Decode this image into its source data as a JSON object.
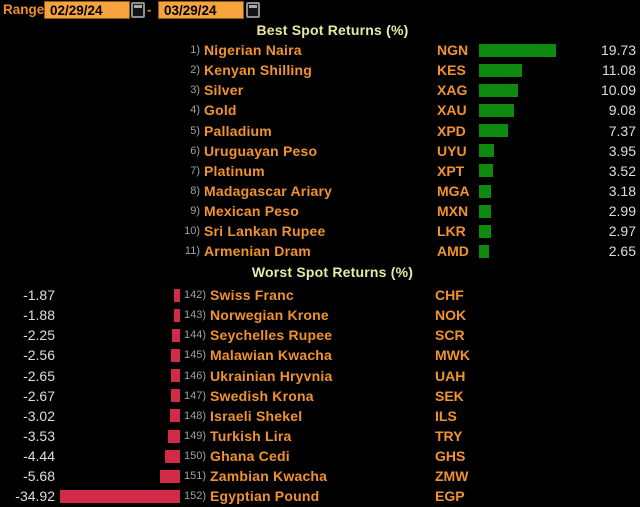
{
  "toolbar": {
    "range_label": "Range",
    "date_from": "02/29/24",
    "date_to": "03/29/24",
    "separator": "-"
  },
  "best": {
    "title": "Best Spot Returns (%)",
    "rows": [
      {
        "num": "1)",
        "name": "Nigerian Naira",
        "ticker": "NGN",
        "value": "19.73"
      },
      {
        "num": "2)",
        "name": "Kenyan Shilling",
        "ticker": "KES",
        "value": "11.08"
      },
      {
        "num": "3)",
        "name": "Silver",
        "ticker": "XAG",
        "value": "10.09"
      },
      {
        "num": "4)",
        "name": "Gold",
        "ticker": "XAU",
        "value": "9.08"
      },
      {
        "num": "5)",
        "name": "Palladium",
        "ticker": "XPD",
        "value": "7.37"
      },
      {
        "num": "6)",
        "name": "Uruguayan Peso",
        "ticker": "UYU",
        "value": "3.95"
      },
      {
        "num": "7)",
        "name": "Platinum",
        "ticker": "XPT",
        "value": "3.52"
      },
      {
        "num": "8)",
        "name": "Madagascar Ariary",
        "ticker": "MGA",
        "value": "3.18"
      },
      {
        "num": "9)",
        "name": "Mexican Peso",
        "ticker": "MXN",
        "value": "2.99"
      },
      {
        "num": "10)",
        "name": "Sri Lankan Rupee",
        "ticker": "LKR",
        "value": "2.97"
      },
      {
        "num": "11)",
        "name": "Armenian Dram",
        "ticker": "AMD",
        "value": "2.65"
      }
    ]
  },
  "worst": {
    "title": "Worst Spot Returns (%)",
    "rows": [
      {
        "num": "142)",
        "name": "Swiss Franc",
        "ticker": "CHF",
        "value": "-1.87"
      },
      {
        "num": "143)",
        "name": "Norwegian Krone",
        "ticker": "NOK",
        "value": "-1.88"
      },
      {
        "num": "144)",
        "name": "Seychelles Rupee",
        "ticker": "SCR",
        "value": "-2.25"
      },
      {
        "num": "145)",
        "name": "Malawian Kwacha",
        "ticker": "MWK",
        "value": "-2.56"
      },
      {
        "num": "146)",
        "name": "Ukrainian Hryvnia",
        "ticker": "UAH",
        "value": "-2.65"
      },
      {
        "num": "147)",
        "name": "Swedish Krona",
        "ticker": "SEK",
        "value": "-2.67"
      },
      {
        "num": "148)",
        "name": "Israeli Shekel",
        "ticker": "ILS",
        "value": "-3.02"
      },
      {
        "num": "149)",
        "name": "Turkish Lira",
        "ticker": "TRY",
        "value": "-3.53"
      },
      {
        "num": "150)",
        "name": "Ghana Cedi",
        "ticker": "GHS",
        "value": "-4.44"
      },
      {
        "num": "151)",
        "name": "Zambian Kwacha",
        "ticker": "ZMW",
        "value": "-5.68"
      },
      {
        "num": "152)",
        "name": "Egyptian Pound",
        "ticker": "EGP",
        "value": "-34.92"
      }
    ]
  },
  "colors": {
    "background": "#000000",
    "orange_text": "#f0922e",
    "date_field_orange": "#f6a33e",
    "title_yellow": "#e9e9a4",
    "positive_green": "#0f8a10",
    "negative_red": "#d22b4a",
    "value_white": "#dedede",
    "number_gray": "#a0a0a0"
  },
  "chart_data": [
    {
      "type": "bar",
      "orientation": "horizontal",
      "title": "Best Spot Returns (%)",
      "categories": [
        "Nigerian Naira",
        "Kenyan Shilling",
        "Silver",
        "Gold",
        "Palladium",
        "Uruguayan Peso",
        "Platinum",
        "Madagascar Ariary",
        "Mexican Peso",
        "Sri Lankan Rupee",
        "Armenian Dram"
      ],
      "tickers": [
        "NGN",
        "KES",
        "XAG",
        "XAU",
        "XPD",
        "UYU",
        "XPT",
        "MGA",
        "MXN",
        "LKR",
        "AMD"
      ],
      "values": [
        19.73,
        11.08,
        10.09,
        9.08,
        7.37,
        3.95,
        3.52,
        3.18,
        2.99,
        2.97,
        2.65
      ],
      "bar_color": "#0f8a10"
    },
    {
      "type": "bar",
      "orientation": "horizontal",
      "title": "Worst Spot Returns (%)",
      "categories": [
        "Swiss Franc",
        "Norwegian Krone",
        "Seychelles Rupee",
        "Malawian Kwacha",
        "Ukrainian Hryvnia",
        "Swedish Krona",
        "Israeli Shekel",
        "Turkish Lira",
        "Ghana Cedi",
        "Zambian Kwacha",
        "Egyptian Pound"
      ],
      "tickers": [
        "CHF",
        "NOK",
        "SCR",
        "MWK",
        "UAH",
        "SEK",
        "ILS",
        "TRY",
        "GHS",
        "ZMW",
        "EGP"
      ],
      "values": [
        -1.87,
        -1.88,
        -2.25,
        -2.56,
        -2.65,
        -2.67,
        -3.02,
        -3.53,
        -4.44,
        -5.68,
        -34.92
      ],
      "bar_color": "#d22b4a"
    }
  ]
}
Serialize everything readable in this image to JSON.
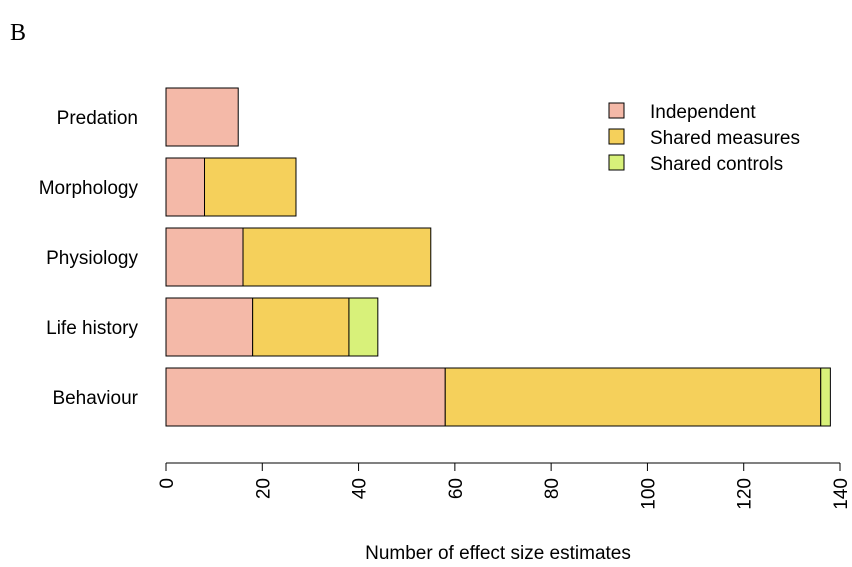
{
  "panel_label": "B",
  "chart_data": {
    "type": "bar",
    "orientation": "horizontal",
    "stacked": true,
    "categories": [
      "Behaviour",
      "Life history",
      "Physiology",
      "Morphology",
      "Predation"
    ],
    "series": [
      {
        "name": "Independent",
        "values": [
          58,
          18,
          16,
          8,
          15
        ],
        "color": "#F4B9A8"
      },
      {
        "name": "Shared measures",
        "values": [
          78,
          20,
          39,
          19,
          0
        ],
        "color": "#F5D05B"
      },
      {
        "name": "Shared controls",
        "values": [
          2,
          6,
          0,
          0,
          0
        ],
        "color": "#D8F17A"
      }
    ],
    "xlabel": "Number of effect size estimates",
    "ylabel": "",
    "xlim": [
      0,
      140
    ],
    "x_ticks": [
      "0",
      "20",
      "40",
      "60",
      "80",
      "100",
      "120",
      "140"
    ],
    "grid": false,
    "legend_position": "top-right"
  }
}
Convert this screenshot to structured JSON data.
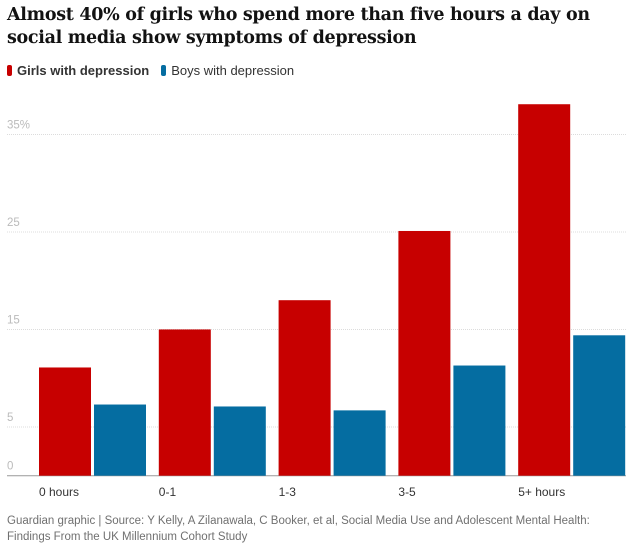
{
  "chart_data": {
    "type": "bar",
    "title": "Almost 40% of girls who spend more than five hours a day on social media show symptoms of depression",
    "categories": [
      "0 hours",
      "0-1",
      "1-3",
      "3-5",
      "5+ hours"
    ],
    "series": [
      {
        "name": "Girls with depression",
        "color": "#c70000",
        "values": [
          11.1,
          15.0,
          18.0,
          25.1,
          38.1
        ]
      },
      {
        "name": "Boys with depression",
        "color": "#056da1",
        "values": [
          7.3,
          7.1,
          6.7,
          11.3,
          14.4
        ]
      }
    ],
    "yticks": [
      0,
      5,
      15,
      25,
      35
    ],
    "ytick_labels": [
      "0",
      "5",
      "15",
      "25",
      "35%"
    ],
    "ylim": [
      0,
      40
    ],
    "xlabel": "",
    "ylabel": "",
    "grid": true,
    "legend": "top-left"
  },
  "source": "Guardian graphic | Source: Y Kelly, A Zilanawala, C Booker, et al, Social Media Use and Adolescent Mental Health: Findings From the UK Millennium Cohort Study"
}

> **WORK REQUIRED**: Identify each line in the entries with the word "Shared" and copy it.

> **THE RESPONSE**:
        "name": "Shared measures",
        "name": "Shared controls",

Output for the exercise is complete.